[Dataset entries start]

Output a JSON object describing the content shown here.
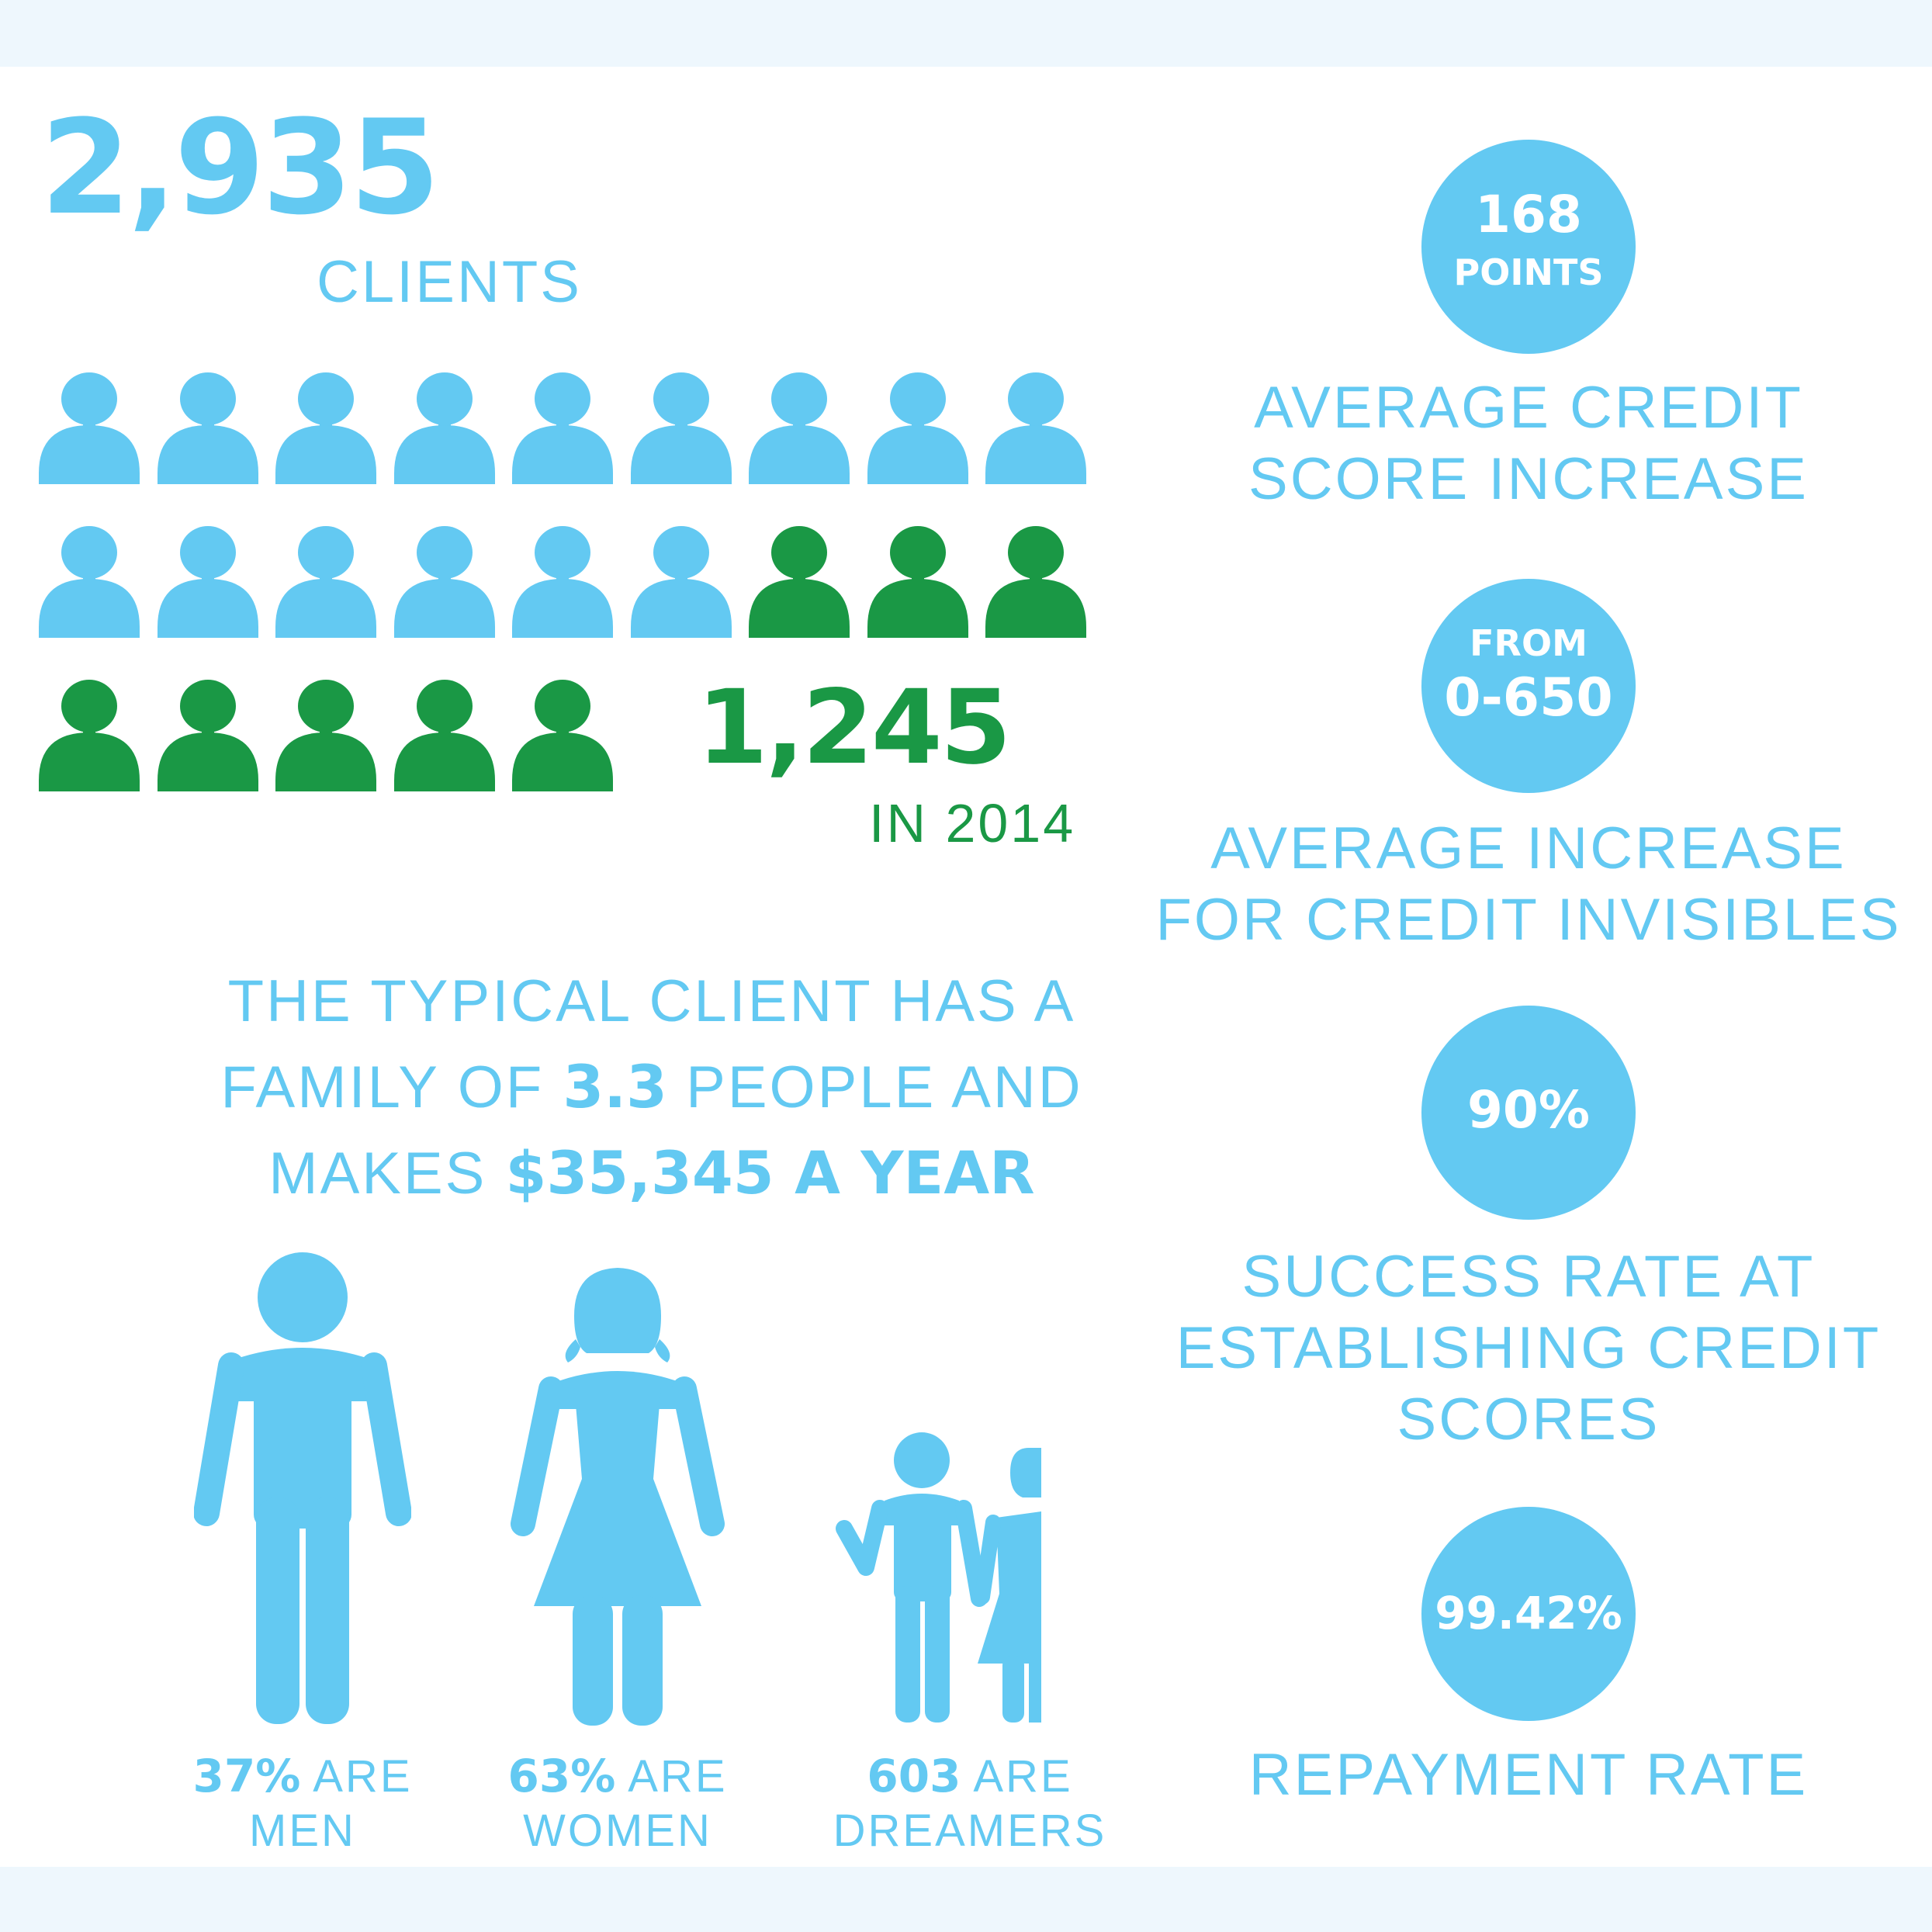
{
  "colors": {
    "blue": "#63c9f2",
    "green": "#1a9845",
    "band": "#eef7fd"
  },
  "clients": {
    "count": "2,935",
    "label": "CLIENTS"
  },
  "people_grid": {
    "total_icons": 23,
    "blue_icons": 15,
    "green_icons": 8,
    "icon": "person-icon"
  },
  "year_2014": {
    "count": "1,245",
    "label": "IN 2014"
  },
  "typical_client": {
    "line1": "THE TYPICAL CLIENT HAS A",
    "line2_prefix": "FAMILY OF ",
    "family_size": "3.3",
    "line2_suffix": " PEOPLE AND",
    "line3_prefix": "MAKES ",
    "income": "$35,345 A YEAR"
  },
  "demographics": [
    {
      "stat": "37%",
      "line1_suffix": " ARE",
      "line2": "MEN",
      "icon": "man-icon"
    },
    {
      "stat": "63%",
      "line1_suffix": " ARE",
      "line2": "WOMEN",
      "icon": "woman-icon"
    },
    {
      "stat": "603",
      "line1_suffix": " ARE",
      "line2": "DREAMERS",
      "icon": "children-icon"
    }
  ],
  "stats": {
    "credit_increase": {
      "value": "168",
      "unit": "POINTS",
      "line1": "AVERAGE CREDIT",
      "line2": "SCORE INCREASE"
    },
    "invisibles": {
      "prefix": "FROM",
      "value": "0-650",
      "line1": "AVERAGE INCREASE",
      "line2": "FOR CREDIT INVISIBLES"
    },
    "success": {
      "value": "90%",
      "line1": "SUCCESS RATE AT",
      "line2": "ESTABLISHING CREDIT",
      "line3": "SCORES"
    },
    "repayment": {
      "value": "99.42%",
      "line1": "REPAYMENT RATE"
    }
  }
}
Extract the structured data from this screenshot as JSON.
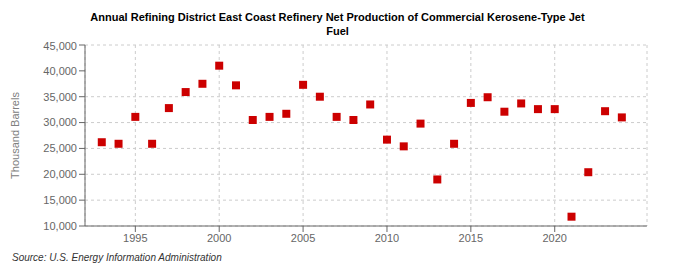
{
  "chart_data": {
    "type": "scatter",
    "title": "Annual Refining District East Coast Refinery Net Production of Commercial Kerosene-Type Jet\nFuel",
    "ylabel": "Thousand Barrels",
    "source": "Source: U.S. Energy Information Administration",
    "x": [
      1993,
      1994,
      1995,
      1996,
      1997,
      1998,
      1999,
      2000,
      2001,
      2002,
      2003,
      2004,
      2005,
      2006,
      2007,
      2008,
      2009,
      2010,
      2011,
      2012,
      2013,
      2014,
      2015,
      2016,
      2017,
      2018,
      2019,
      2020,
      2021,
      2022,
      2023,
      2024
    ],
    "values": [
      26200,
      25900,
      31100,
      25900,
      32800,
      35900,
      37500,
      41000,
      37200,
      30500,
      31100,
      31700,
      37300,
      35000,
      31100,
      30500,
      33500,
      26700,
      25400,
      29800,
      19000,
      25900,
      33800,
      34900,
      32100,
      33700,
      32600,
      32600,
      11800,
      20400,
      32200,
      31000
    ],
    "color": "#cc0000",
    "marker": "square",
    "xlim": [
      1992.0,
      2025.5
    ],
    "xticks": [
      1995,
      2000,
      2005,
      2010,
      2015,
      2020
    ],
    "ylim": [
      10000,
      45000
    ],
    "yticks": [
      {
        "value": 10000,
        "label": "10,000"
      },
      {
        "value": 15000,
        "label": "15,000"
      },
      {
        "value": 20000,
        "label": "20,000"
      },
      {
        "value": 25000,
        "label": "25,000"
      },
      {
        "value": 30000,
        "label": "30,000"
      },
      {
        "value": 35000,
        "label": "35,000"
      },
      {
        "value": 40000,
        "label": "40,000"
      },
      {
        "value": 45000,
        "label": "45,000"
      }
    ],
    "grid": true
  }
}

[Dataset entries end]

■ Exercise description ■
Copy every line of the data that holds the string "JSON".

■ Complete output ■
Output a JSON object describing the content shown here.
Extract the structured data from this screenshot as JSON.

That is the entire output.